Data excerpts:

• • • • •

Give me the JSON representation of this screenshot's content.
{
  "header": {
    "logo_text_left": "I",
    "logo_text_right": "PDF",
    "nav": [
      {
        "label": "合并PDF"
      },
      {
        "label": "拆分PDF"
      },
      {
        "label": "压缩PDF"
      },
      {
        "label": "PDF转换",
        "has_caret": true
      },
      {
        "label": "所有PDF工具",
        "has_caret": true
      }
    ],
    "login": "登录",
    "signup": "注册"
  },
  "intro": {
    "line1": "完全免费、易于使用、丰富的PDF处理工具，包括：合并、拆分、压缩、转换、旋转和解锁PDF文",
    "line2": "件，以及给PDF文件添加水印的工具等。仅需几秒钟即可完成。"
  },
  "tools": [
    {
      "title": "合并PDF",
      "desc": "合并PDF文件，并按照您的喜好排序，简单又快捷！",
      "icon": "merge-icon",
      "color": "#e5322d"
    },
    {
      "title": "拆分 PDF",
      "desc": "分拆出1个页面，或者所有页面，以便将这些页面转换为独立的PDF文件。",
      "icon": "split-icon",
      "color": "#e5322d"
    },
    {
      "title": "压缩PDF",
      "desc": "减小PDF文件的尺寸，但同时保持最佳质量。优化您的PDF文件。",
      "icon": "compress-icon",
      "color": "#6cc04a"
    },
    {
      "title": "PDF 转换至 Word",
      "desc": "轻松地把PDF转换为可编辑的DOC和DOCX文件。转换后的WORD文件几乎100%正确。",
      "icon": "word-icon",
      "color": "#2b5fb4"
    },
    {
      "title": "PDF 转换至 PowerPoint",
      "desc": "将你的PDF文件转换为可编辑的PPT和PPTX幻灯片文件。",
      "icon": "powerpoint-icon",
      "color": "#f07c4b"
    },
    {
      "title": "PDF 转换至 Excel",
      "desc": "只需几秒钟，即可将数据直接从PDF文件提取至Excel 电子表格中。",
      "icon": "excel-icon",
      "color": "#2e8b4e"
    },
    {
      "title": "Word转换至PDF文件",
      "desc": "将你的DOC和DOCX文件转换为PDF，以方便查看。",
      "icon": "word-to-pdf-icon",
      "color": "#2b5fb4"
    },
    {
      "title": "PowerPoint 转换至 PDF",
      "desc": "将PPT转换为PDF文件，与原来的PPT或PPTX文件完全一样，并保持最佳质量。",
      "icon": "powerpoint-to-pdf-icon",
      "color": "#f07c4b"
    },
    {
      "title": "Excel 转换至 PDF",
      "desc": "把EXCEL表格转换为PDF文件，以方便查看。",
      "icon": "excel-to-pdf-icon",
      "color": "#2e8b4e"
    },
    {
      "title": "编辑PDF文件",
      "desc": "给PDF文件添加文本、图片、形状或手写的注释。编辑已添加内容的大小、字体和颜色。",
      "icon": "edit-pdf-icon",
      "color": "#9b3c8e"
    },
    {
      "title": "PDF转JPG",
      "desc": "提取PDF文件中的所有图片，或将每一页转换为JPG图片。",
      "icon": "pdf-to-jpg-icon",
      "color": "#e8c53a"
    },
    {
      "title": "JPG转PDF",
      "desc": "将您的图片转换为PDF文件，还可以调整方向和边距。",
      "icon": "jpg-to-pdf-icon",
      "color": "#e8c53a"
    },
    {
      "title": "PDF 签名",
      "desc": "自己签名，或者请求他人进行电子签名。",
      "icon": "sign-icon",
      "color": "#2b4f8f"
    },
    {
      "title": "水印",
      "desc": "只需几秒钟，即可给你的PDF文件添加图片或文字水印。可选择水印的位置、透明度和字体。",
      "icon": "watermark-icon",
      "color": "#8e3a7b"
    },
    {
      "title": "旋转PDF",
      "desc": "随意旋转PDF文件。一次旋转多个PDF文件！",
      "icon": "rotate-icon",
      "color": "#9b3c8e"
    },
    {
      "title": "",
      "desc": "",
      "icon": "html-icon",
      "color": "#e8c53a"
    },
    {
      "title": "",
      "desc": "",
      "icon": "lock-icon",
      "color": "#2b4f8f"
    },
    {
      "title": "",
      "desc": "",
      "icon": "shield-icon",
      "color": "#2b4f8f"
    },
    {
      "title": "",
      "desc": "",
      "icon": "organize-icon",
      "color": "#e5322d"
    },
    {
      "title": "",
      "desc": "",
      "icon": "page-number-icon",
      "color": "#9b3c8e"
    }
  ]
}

• • • • •

(Task requirements) Wherever "以方便查看" shows up in a line, copy that line.

(Complete answer)
      "desc": "将你的DOC和DOCX文件转换为PDF，以方便查看。",
      "desc": "把EXCEL表格转换为PDF文件，以方便查看。",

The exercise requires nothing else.